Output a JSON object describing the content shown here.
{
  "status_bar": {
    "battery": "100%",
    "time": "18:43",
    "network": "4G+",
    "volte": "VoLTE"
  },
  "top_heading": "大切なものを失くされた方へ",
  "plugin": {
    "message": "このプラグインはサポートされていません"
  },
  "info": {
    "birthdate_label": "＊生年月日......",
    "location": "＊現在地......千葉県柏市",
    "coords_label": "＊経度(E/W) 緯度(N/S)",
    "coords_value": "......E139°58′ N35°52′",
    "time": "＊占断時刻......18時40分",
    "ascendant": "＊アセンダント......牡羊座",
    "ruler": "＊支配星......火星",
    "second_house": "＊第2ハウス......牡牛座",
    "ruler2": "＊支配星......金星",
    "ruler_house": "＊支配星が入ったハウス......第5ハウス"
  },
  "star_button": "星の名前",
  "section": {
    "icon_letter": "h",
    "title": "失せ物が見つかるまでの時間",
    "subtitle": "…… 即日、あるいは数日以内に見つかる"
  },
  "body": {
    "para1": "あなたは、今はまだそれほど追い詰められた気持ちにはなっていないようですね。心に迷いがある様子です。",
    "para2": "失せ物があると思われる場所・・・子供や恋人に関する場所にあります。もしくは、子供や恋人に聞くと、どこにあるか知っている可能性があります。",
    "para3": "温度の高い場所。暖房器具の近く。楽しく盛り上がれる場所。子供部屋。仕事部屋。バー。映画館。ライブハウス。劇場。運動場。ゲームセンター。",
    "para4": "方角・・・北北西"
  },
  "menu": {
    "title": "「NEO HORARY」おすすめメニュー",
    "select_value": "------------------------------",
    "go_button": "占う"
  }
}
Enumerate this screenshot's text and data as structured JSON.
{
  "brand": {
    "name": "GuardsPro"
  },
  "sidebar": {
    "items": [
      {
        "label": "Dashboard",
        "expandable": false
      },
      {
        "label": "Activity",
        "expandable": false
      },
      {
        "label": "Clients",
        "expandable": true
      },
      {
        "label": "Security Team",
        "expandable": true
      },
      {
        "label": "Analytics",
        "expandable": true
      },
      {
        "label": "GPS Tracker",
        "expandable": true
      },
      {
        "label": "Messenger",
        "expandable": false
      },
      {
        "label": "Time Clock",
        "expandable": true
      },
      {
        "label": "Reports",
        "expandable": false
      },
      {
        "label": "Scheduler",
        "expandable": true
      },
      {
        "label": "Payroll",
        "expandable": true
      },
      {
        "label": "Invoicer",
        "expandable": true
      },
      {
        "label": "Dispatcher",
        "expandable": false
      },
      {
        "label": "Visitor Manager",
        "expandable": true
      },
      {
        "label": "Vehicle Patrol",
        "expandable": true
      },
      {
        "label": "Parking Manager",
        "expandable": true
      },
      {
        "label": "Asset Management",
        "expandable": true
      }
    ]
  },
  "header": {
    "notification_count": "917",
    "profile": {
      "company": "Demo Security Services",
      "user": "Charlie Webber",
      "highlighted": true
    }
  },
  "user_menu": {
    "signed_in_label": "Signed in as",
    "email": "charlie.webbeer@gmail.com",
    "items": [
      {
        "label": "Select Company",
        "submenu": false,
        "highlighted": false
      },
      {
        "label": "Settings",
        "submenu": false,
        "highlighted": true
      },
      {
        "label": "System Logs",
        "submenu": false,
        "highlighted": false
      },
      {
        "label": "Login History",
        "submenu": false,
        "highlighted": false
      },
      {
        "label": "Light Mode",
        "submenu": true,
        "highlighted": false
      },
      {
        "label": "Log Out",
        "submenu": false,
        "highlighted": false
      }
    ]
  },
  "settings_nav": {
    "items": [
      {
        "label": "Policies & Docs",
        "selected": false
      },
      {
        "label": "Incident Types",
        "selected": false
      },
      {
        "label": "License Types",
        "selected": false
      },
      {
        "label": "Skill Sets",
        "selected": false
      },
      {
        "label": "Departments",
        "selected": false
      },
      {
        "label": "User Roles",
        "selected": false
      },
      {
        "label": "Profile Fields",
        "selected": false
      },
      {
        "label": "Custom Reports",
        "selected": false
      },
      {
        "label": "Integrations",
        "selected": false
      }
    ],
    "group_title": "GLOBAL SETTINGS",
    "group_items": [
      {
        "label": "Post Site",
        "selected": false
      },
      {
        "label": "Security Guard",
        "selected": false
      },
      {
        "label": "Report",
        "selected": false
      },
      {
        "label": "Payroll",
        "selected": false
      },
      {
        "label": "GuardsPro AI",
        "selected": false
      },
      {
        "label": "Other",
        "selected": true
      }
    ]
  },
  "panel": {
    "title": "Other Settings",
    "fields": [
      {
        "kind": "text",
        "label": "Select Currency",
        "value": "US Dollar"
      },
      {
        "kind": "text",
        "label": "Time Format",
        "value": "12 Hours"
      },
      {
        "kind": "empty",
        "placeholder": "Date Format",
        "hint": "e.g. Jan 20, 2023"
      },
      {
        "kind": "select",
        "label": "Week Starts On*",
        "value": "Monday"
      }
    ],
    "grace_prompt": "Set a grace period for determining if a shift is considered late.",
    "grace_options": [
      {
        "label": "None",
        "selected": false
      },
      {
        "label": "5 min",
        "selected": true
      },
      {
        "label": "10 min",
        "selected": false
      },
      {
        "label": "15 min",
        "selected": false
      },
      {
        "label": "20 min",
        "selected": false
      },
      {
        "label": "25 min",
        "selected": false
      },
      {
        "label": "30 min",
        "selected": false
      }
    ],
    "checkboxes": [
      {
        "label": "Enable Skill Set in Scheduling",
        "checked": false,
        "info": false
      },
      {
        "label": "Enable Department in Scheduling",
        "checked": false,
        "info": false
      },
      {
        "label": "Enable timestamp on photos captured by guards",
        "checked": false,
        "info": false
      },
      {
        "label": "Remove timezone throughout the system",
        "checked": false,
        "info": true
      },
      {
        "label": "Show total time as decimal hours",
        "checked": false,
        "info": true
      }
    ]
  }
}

○ ○ ○ ○ ○ ○ ○

[Exercise description] Work through the records above line by line and count those that hold the string "Enable". Give only the result.

[Task result] 3